- **Given task**: Retype the complete listing exactly as it appears.

# START OF Entries shown

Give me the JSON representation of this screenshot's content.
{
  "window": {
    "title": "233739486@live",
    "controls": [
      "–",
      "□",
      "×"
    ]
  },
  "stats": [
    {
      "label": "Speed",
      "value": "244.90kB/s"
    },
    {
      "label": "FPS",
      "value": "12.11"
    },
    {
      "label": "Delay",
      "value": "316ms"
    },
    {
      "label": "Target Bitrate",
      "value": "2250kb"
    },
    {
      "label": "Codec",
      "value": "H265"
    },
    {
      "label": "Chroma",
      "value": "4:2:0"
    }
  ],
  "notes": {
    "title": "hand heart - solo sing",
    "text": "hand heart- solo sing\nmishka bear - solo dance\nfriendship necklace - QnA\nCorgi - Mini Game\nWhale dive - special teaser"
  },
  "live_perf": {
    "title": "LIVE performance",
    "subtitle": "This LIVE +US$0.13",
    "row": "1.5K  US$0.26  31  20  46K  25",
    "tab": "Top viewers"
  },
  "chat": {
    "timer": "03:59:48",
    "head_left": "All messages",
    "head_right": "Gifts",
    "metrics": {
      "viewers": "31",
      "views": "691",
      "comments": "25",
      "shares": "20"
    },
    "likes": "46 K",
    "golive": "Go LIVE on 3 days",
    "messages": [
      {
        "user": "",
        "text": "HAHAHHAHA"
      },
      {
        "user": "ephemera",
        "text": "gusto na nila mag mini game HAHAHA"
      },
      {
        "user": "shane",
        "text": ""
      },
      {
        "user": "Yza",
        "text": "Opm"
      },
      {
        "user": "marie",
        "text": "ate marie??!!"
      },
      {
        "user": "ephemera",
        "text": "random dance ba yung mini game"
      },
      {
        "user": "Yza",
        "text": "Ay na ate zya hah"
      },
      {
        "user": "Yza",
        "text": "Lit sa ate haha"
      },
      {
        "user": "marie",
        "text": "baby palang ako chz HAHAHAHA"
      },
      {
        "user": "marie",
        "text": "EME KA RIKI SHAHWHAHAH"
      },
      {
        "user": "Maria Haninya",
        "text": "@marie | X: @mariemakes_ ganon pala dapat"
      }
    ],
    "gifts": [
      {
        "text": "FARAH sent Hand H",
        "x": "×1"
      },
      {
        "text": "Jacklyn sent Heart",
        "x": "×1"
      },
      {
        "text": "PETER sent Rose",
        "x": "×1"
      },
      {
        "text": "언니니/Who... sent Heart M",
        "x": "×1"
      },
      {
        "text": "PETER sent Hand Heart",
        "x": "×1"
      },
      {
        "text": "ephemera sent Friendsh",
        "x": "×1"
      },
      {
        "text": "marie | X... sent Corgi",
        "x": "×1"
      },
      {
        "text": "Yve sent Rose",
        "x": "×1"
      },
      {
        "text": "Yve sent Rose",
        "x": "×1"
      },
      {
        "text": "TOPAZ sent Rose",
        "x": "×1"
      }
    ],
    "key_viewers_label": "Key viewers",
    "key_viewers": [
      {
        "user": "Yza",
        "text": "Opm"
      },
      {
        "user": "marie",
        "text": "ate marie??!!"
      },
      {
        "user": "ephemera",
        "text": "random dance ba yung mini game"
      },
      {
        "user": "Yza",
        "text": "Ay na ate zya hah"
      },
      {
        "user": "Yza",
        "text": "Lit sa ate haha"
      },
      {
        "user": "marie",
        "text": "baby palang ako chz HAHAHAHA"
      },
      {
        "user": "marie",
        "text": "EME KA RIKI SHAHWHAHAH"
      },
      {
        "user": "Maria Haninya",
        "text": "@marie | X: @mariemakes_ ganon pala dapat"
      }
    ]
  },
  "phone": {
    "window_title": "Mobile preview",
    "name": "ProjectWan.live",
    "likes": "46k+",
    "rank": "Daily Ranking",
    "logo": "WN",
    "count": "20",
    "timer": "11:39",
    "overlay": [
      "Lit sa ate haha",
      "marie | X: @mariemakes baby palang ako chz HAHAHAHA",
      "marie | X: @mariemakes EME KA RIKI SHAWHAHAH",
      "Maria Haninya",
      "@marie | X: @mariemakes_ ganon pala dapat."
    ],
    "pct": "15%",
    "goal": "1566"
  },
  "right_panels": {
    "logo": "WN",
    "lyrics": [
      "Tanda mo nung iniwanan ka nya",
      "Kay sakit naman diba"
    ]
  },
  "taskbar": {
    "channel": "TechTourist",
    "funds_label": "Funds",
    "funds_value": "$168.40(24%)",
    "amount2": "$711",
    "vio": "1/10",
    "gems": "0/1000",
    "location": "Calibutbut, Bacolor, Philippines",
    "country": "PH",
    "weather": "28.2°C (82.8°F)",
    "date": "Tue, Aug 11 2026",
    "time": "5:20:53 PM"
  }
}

# END OF Entries shown

- **Written response**:
Give me the JSON representation of this screenshot's content.
{
  "window": {
    "title": "233739486@live",
    "controls": [
      "–",
      "□",
      "×"
    ]
  },
  "stats": [
    {
      "label": "Speed",
      "value": "244.90kB/s"
    },
    {
      "label": "FPS",
      "value": "12.11"
    },
    {
      "label": "Delay",
      "value": "316ms"
    },
    {
      "label": "Target Bitrate",
      "value": "2250kb"
    },
    {
      "label": "Codec",
      "value": "H265"
    },
    {
      "label": "Chroma",
      "value": "4:2:0"
    }
  ],
  "notes": {
    "title": "hand heart - solo sing",
    "text": "hand heart- solo sing\nmishka bear - solo dance\nfriendship necklace - QnA\nCorgi - Mini Game\nWhale dive - special teaser"
  },
  "live_perf": {
    "title": "LIVE performance",
    "subtitle": "This LIVE +US$0.13",
    "row": "1.5K  US$0.26  31  20  46K  25",
    "tab": "Top viewers"
  },
  "chat": {
    "timer": "03:59:48",
    "head_left": "All messages",
    "head_right": "Gifts",
    "metrics": {
      "viewers": "31",
      "views": "691",
      "comments": "25",
      "shares": "20"
    },
    "likes": "46 K",
    "golive": "Go LIVE on 3 days",
    "messages": [
      {
        "user": "",
        "text": "HAHAHHAHA"
      },
      {
        "user": "ephemera",
        "text": "gusto na nila mag mini game HAHAHA"
      },
      {
        "user": "shane",
        "text": ""
      },
      {
        "user": "Yza",
        "text": "Opm"
      },
      {
        "user": "marie",
        "text": "ate marie??!!"
      },
      {
        "user": "ephemera",
        "text": "random dance ba yung mini game"
      },
      {
        "user": "Yza",
        "text": "Ay na ate zya hah"
      },
      {
        "user": "Yza",
        "text": "Lit sa ate haha"
      },
      {
        "user": "marie",
        "text": "baby palang ako chz HAHAHAHA"
      },
      {
        "user": "marie",
        "text": "EME KA RIKI SHAHWHAHAH"
      },
      {
        "user": "Maria Haninya",
        "text": "@marie | X: @mariemakes_ ganon pala dapat"
      }
    ],
    "gifts": [
      {
        "text": "FARAH sent Hand H",
        "x": "×1"
      },
      {
        "text": "Jacklyn sent Heart",
        "x": "×1"
      },
      {
        "text": "PETER sent Rose",
        "x": "×1"
      },
      {
        "text": "언니니/Who... sent Heart M",
        "x": "×1"
      },
      {
        "text": "PETER sent Hand Heart",
        "x": "×1"
      },
      {
        "text": "ephemera sent Friendsh",
        "x": "×1"
      },
      {
        "text": "marie | X... sent Corgi",
        "x": "×1"
      },
      {
        "text": "Yve sent Rose",
        "x": "×1"
      },
      {
        "text": "Yve sent Rose",
        "x": "×1"
      },
      {
        "text": "TOPAZ sent Rose",
        "x": "×1"
      }
    ],
    "key_viewers_label": "Key viewers",
    "key_viewers": [
      {
        "user": "Yza",
        "text": "Opm"
      },
      {
        "user": "marie",
        "text": "ate marie??!!"
      },
      {
        "user": "ephemera",
        "text": "random dance ba yung mini game"
      },
      {
        "user": "Yza",
        "text": "Ay na ate zya hah"
      },
      {
        "user": "Yza",
        "text": "Lit sa ate haha"
      },
      {
        "user": "marie",
        "text": "baby palang ako chz HAHAHAHA"
      },
      {
        "user": "marie",
        "text": "EME KA RIKI SHAHWHAHAH"
      },
      {
        "user": "Maria Haninya",
        "text": "@marie | X: @mariemakes_ ganon pala dapat"
      }
    ]
  },
  "phone": {
    "window_title": "Mobile preview",
    "name": "ProjectWan.live",
    "likes": "46k+",
    "rank": "Daily Ranking",
    "logo": "WN",
    "count": "20",
    "timer": "11:39",
    "overlay": [
      "Lit sa ate haha",
      "marie | X: @mariemakes baby palang ako chz HAHAHAHA",
      "marie | X: @mariemakes EME KA RIKI SHAWHAHAH",
      "Maria Haninya",
      "@marie | X: @mariemakes_ ganon pala dapat."
    ],
    "pct": "15%",
    "goal": "1566"
  },
  "right_panels": {
    "logo": "WN",
    "lyrics": [
      "Tanda mo nung iniwanan ka nya",
      "Kay sakit naman diba"
    ]
  },
  "taskbar": {
    "channel": "TechTourist",
    "funds_label": "Funds",
    "funds_value": "$168.40(24%)",
    "amount2": "$711",
    "vio": "1/10",
    "gems": "0/1000",
    "location": "Calibutbut, Bacolor, Philippines",
    "country": "PH",
    "weather": "28.2°C (82.8°F)",
    "date": "Tue, Aug 11 2026",
    "time": "5:20:53 PM"
  }
}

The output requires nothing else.